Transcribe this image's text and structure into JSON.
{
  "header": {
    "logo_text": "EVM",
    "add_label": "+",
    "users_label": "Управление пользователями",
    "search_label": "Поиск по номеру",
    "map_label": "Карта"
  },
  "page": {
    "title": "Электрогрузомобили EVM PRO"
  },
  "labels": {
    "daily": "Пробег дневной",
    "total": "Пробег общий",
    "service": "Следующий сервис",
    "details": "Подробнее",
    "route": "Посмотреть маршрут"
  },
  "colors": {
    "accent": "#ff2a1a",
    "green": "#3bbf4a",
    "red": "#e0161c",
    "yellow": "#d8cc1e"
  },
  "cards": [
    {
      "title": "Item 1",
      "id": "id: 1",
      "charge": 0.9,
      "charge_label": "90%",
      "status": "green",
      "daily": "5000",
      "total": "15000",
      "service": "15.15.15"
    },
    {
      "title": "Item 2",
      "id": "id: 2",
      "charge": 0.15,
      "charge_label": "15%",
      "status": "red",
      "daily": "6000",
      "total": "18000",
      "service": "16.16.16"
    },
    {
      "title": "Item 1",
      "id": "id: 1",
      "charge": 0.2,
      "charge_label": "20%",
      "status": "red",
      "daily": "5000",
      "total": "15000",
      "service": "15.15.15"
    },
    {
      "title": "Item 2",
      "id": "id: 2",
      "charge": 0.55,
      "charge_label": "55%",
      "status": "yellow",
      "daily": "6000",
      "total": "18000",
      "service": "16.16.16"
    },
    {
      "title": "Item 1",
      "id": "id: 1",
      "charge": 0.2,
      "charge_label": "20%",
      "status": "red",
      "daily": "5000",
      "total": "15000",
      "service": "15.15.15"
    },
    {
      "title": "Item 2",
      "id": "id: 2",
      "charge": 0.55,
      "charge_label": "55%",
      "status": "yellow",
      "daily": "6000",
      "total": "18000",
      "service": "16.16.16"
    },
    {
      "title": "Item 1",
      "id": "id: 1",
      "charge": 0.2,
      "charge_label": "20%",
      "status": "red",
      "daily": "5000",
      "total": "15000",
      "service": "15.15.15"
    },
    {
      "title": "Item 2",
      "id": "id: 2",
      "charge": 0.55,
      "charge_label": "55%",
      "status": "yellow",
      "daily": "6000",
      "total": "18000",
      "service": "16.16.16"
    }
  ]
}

§ §

● REQUIRED TASK
Repeat the records exactly, including every line.

● RESPONSE TO THIS EXERCISE
Transcribe this image's text and structure into JSON.
{
  "header": {
    "logo_text": "EVM",
    "add_label": "+",
    "users_label": "Управление пользователями",
    "search_label": "Поиск по номеру",
    "map_label": "Карта"
  },
  "page": {
    "title": "Электрогрузомобили EVM PRO"
  },
  "labels": {
    "daily": "Пробег дневной",
    "total": "Пробег общий",
    "service": "Следующий сервис",
    "details": "Подробнее",
    "route": "Посмотреть маршрут"
  },
  "colors": {
    "accent": "#ff2a1a",
    "green": "#3bbf4a",
    "red": "#e0161c",
    "yellow": "#d8cc1e"
  },
  "cards": [
    {
      "title": "Item 1",
      "id": "id: 1",
      "charge": 0.9,
      "charge_label": "90%",
      "status": "green",
      "daily": "5000",
      "total": "15000",
      "service": "15.15.15"
    },
    {
      "title": "Item 2",
      "id": "id: 2",
      "charge": 0.15,
      "charge_label": "15%",
      "status": "red",
      "daily": "6000",
      "total": "18000",
      "service": "16.16.16"
    },
    {
      "title": "Item 1",
      "id": "id: 1",
      "charge": 0.2,
      "charge_label": "20%",
      "status": "red",
      "daily": "5000",
      "total": "15000",
      "service": "15.15.15"
    },
    {
      "title": "Item 2",
      "id": "id: 2",
      "charge": 0.55,
      "charge_label": "55%",
      "status": "yellow",
      "daily": "6000",
      "total": "18000",
      "service": "16.16.16"
    },
    {
      "title": "Item 1",
      "id": "id: 1",
      "charge": 0.2,
      "charge_label": "20%",
      "status": "red",
      "daily": "5000",
      "total": "15000",
      "service": "15.15.15"
    },
    {
      "title": "Item 2",
      "id": "id: 2",
      "charge": 0.55,
      "charge_label": "55%",
      "status": "yellow",
      "daily": "6000",
      "total": "18000",
      "service": "16.16.16"
    },
    {
      "title": "Item 1",
      "id": "id: 1",
      "charge": 0.2,
      "charge_label": "20%",
      "status": "red",
      "daily": "5000",
      "total": "15000",
      "service": "15.15.15"
    },
    {
      "title": "Item 2",
      "id": "id: 2",
      "charge": 0.55,
      "charge_label": "55%",
      "status": "yellow",
      "daily": "6000",
      "total": "18000",
      "service": "16.16.16"
    }
  ]
}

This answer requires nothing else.